**What to do**
List the lines of this listing that hold the word "data".
====== Exercise material
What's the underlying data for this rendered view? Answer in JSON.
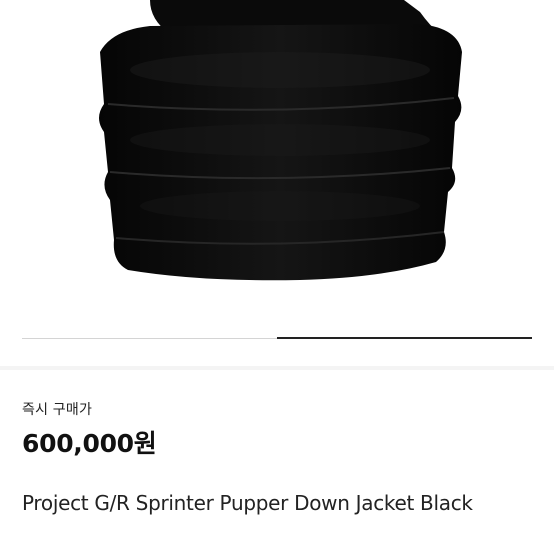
{
  "product": {
    "price_label": "즉시 구매가",
    "price": "600,000원",
    "name": "Project G/R Sprinter Pupper Down Jacket Black"
  },
  "image_carousel": {
    "current": 2,
    "total": 2
  },
  "colors": {
    "jacket": "#0b0b0b",
    "accent_text": "#222222"
  }
}
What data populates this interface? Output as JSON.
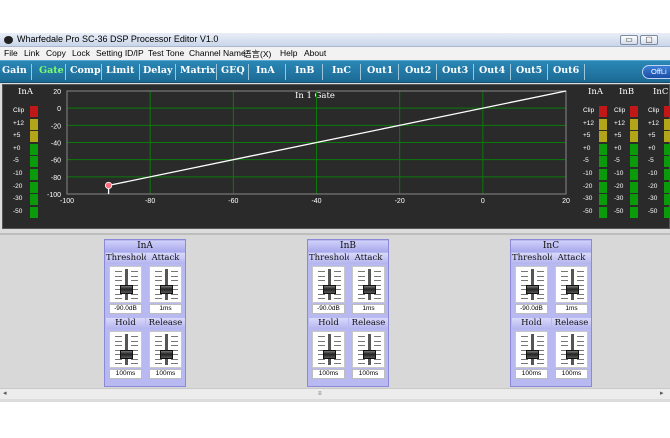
{
  "window": {
    "title": "Wharfedale Pro SC-36 DSP Processor Editor V1.0",
    "controls": [
      "▭",
      "▢"
    ]
  },
  "menu": [
    "File",
    "Link",
    "Copy",
    "Lock",
    "Setting ID/IP",
    "Test Tone",
    "Channel Name",
    "语言(X)",
    "Help",
    "About"
  ],
  "tabs": [
    "Gain",
    "Gate",
    "Comp",
    "Limit",
    "Delay",
    "Matrix",
    "GEQ",
    "InA",
    "InB",
    "InC",
    "Out1",
    "Out2",
    "Out3",
    "Out4",
    "Out5",
    "Out6"
  ],
  "active_tab": "Gate",
  "status": {
    "offline_label": "OffLi"
  },
  "graph": {
    "title": "In 1  Gate",
    "left_meter_label": "InA",
    "right_meter_labels": [
      "InA",
      "InB",
      "InC"
    ],
    "meter_scale": [
      "Clip",
      "+12",
      "+5",
      "+0",
      "-5",
      "-10",
      "-20",
      "-30",
      "-50"
    ],
    "y_ticks": [
      "20",
      "0",
      "-20",
      "-40",
      "-60",
      "-80",
      "-100"
    ],
    "x_ticks": [
      "-100",
      "-80",
      "-60",
      "-40",
      "-20",
      "0",
      "20"
    ],
    "threshold_db": -90,
    "colors": {
      "grid": "#0b7a0b",
      "line": "#ffffff",
      "meter_green": "#0a9a0a",
      "meter_yellow": "#b3a51a",
      "meter_red": "#c01818",
      "marker": "#ff6b7a"
    }
  },
  "channels": [
    {
      "name": "InA",
      "threshold_label": "Threshold",
      "threshold_value": "-90.0dB",
      "attack_label": "Attack",
      "attack_value": "1ms",
      "hold_label": "Hold",
      "hold_value": "100ms",
      "release_label": "Release",
      "release_value": "100ms"
    },
    {
      "name": "InB",
      "threshold_label": "Threshold",
      "threshold_value": "-90.0dB",
      "attack_label": "Attack",
      "attack_value": "1ms",
      "hold_label": "Hold",
      "hold_value": "100ms",
      "release_label": "Release",
      "release_value": "100ms"
    },
    {
      "name": "InC",
      "threshold_label": "Threshold",
      "threshold_value": "-90.0dB",
      "attack_label": "Attack",
      "attack_value": "1ms",
      "hold_label": "Hold",
      "hold_value": "100ms",
      "release_label": "Release",
      "release_value": "100ms"
    }
  ],
  "scrollbar": {
    "left_arrow": "◂",
    "right_arrow": "▸",
    "grip": "≡"
  }
}
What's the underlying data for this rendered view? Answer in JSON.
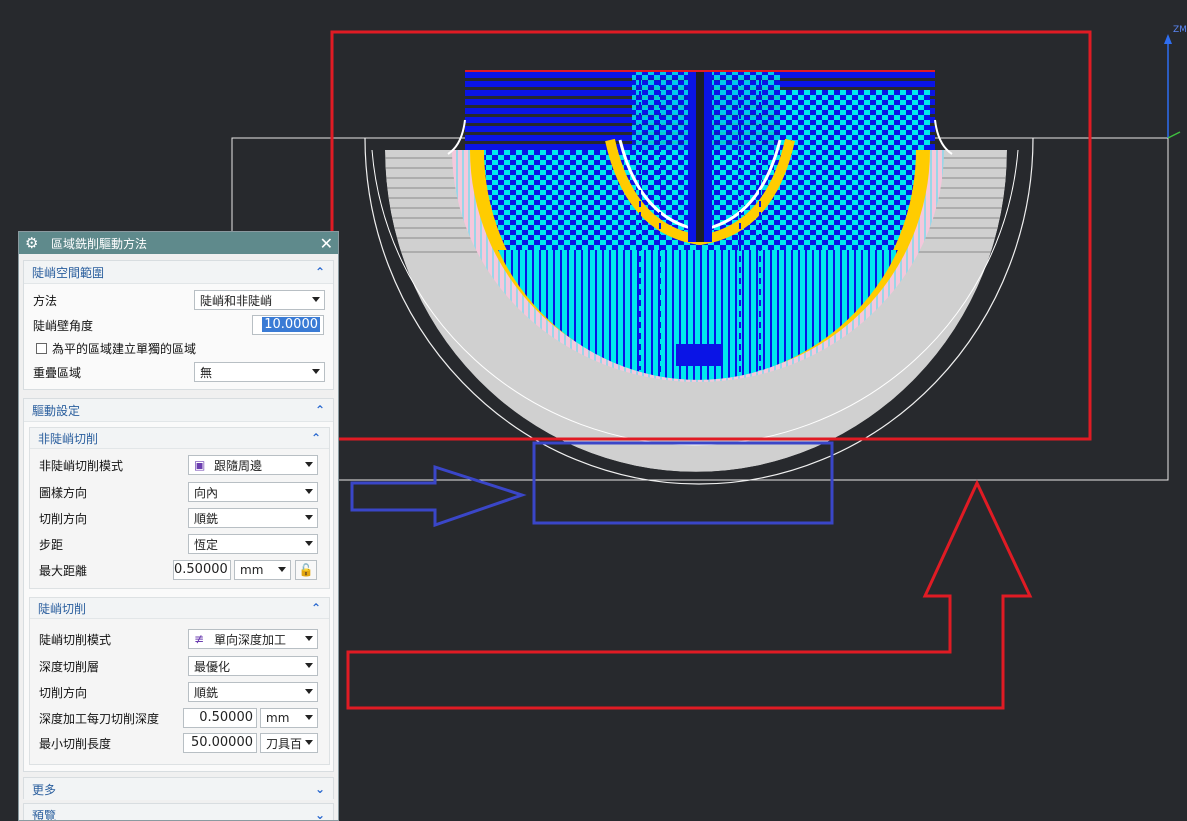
{
  "axis": {
    "z_label": "ZM"
  },
  "dialog": {
    "title": "區域銑削驅動方法",
    "groups": {
      "steep_space": {
        "header": "陡峭空間範圍",
        "method_label": "方法",
        "method_value": "陡峭和非陡峭",
        "angle_label": "陡峭壁角度",
        "angle_value": "10.0000",
        "flat_checkbox_label": "為平的區域建立單獨的區域",
        "overlap_label": "重疊區域",
        "overlap_value": "無"
      },
      "drive": {
        "header": "驅動設定",
        "non_steep": {
          "header": "非陡峭切削",
          "mode_label": "非陡峭切削模式",
          "mode_value": "跟隨周邊",
          "pattern_label": "圖樣方向",
          "pattern_value": "向內",
          "cut_dir_label": "切削方向",
          "cut_dir_value": "順銑",
          "stepover_label": "步距",
          "stepover_value": "恆定",
          "max_dist_label": "最大距離",
          "max_dist_value": "0.50000",
          "max_dist_unit": "mm"
        },
        "steep": {
          "header": "陡峭切削",
          "mode_label": "陡峭切削模式",
          "mode_value": "單向深度加工",
          "depth_layer_label": "深度切削層",
          "depth_layer_value": "最優化",
          "cut_dir_label": "切削方向",
          "cut_dir_value": "順銑",
          "depth_per_cut_label": "深度加工每刀切削深度",
          "depth_per_cut_value": "0.50000",
          "depth_per_cut_unit": "mm",
          "min_len_label": "最小切削長度",
          "min_len_value": "50.00000",
          "min_len_unit": "刀具百"
        }
      },
      "more": {
        "header": "更多"
      },
      "preview": {
        "header": "預覽"
      }
    }
  },
  "colors": {
    "background": "#27292d",
    "toolpath_blue": "#0a14e6",
    "toolpath_cyan": "#00e8ee",
    "toolpath_yellow": "#ffcc00",
    "toolpath_pink": "#f4c8dc",
    "part_gray": "#d0d0d0",
    "annotation_red": "#e01b24",
    "annotation_blue": "#3a46c8",
    "dialog_title": "#5f8a8c",
    "header_text": "#2b5f9e"
  }
}
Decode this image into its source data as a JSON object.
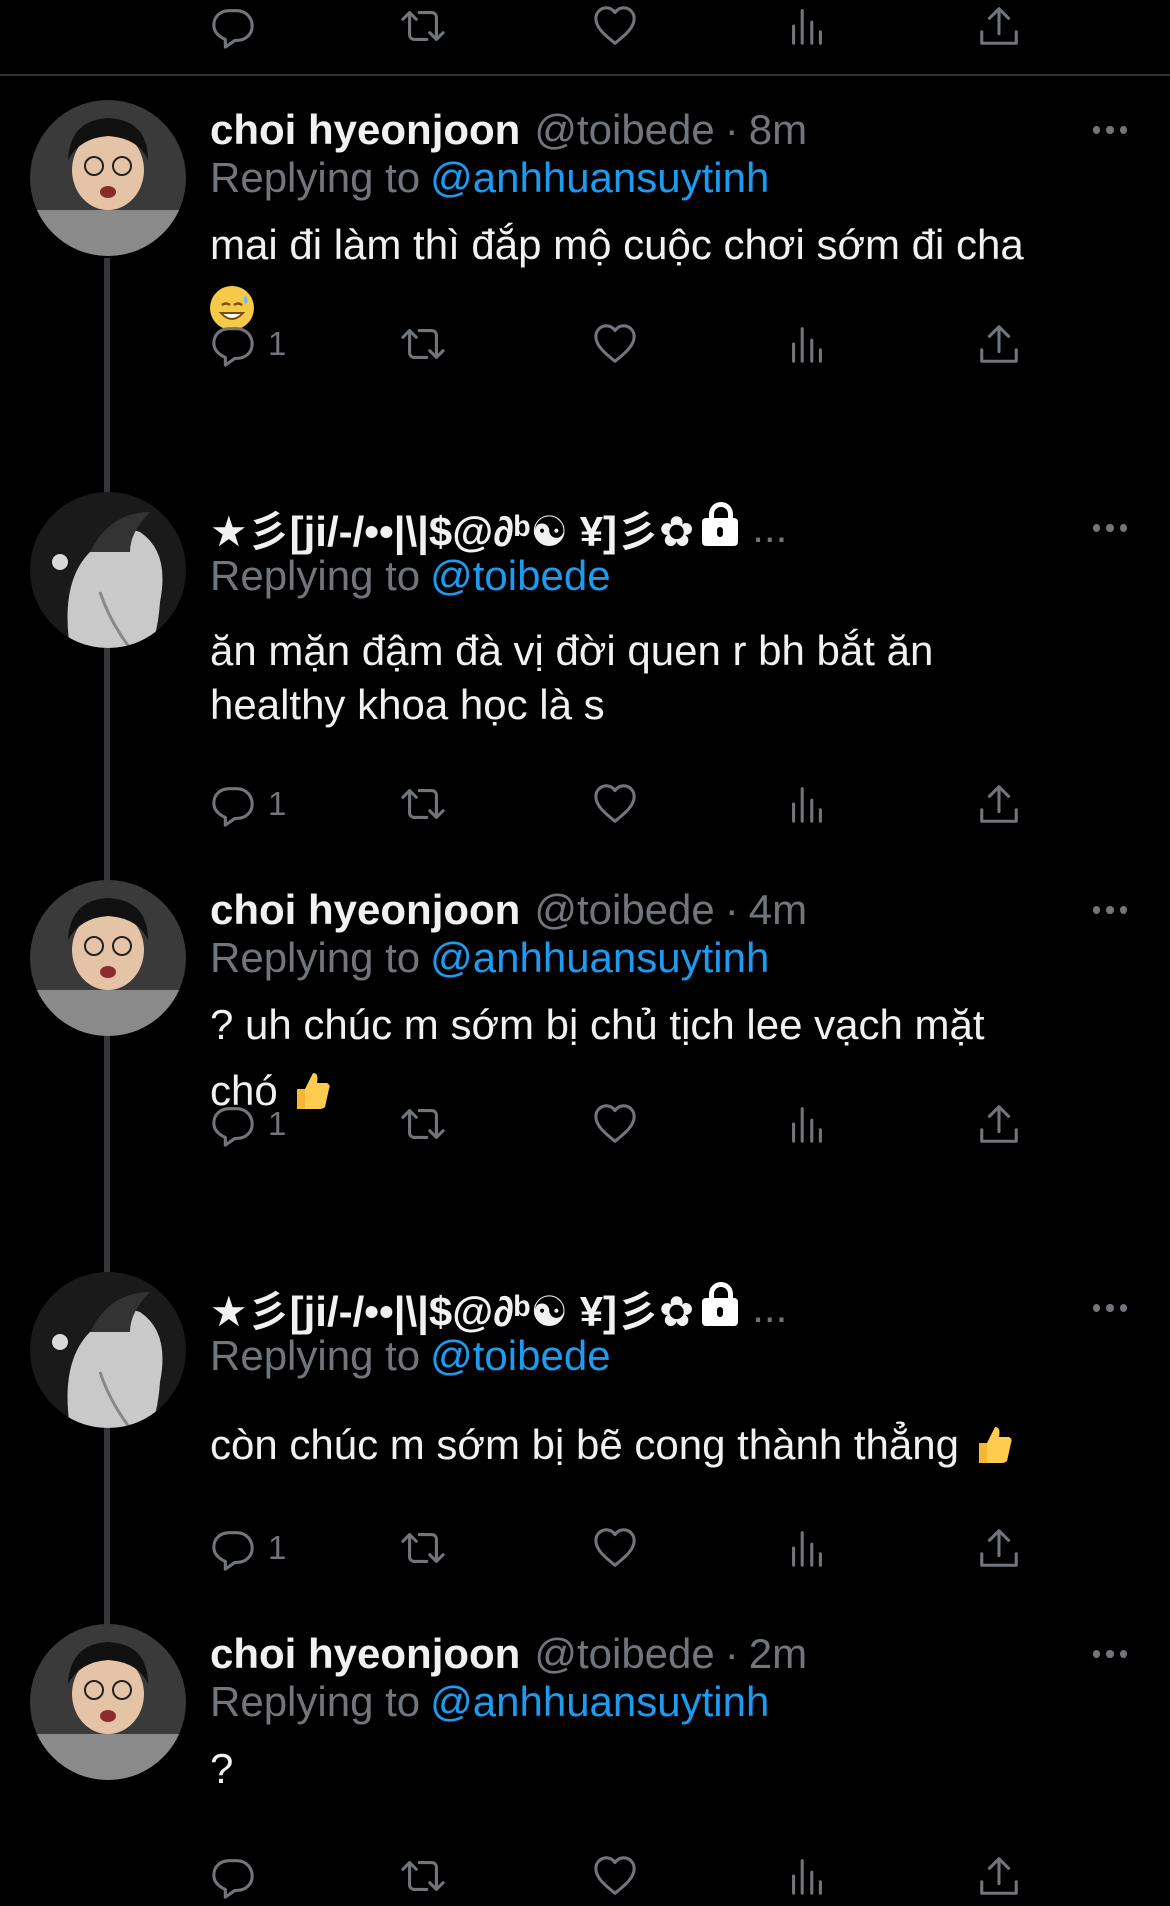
============
**Complete answer**
What's the underlying data for this rendered view? Answer in JSON.
What data populates this interface? Output as JSON.
What's the underlying data for this rendered view? Answer in JSON.
Decode this image into its source data as a JSON object.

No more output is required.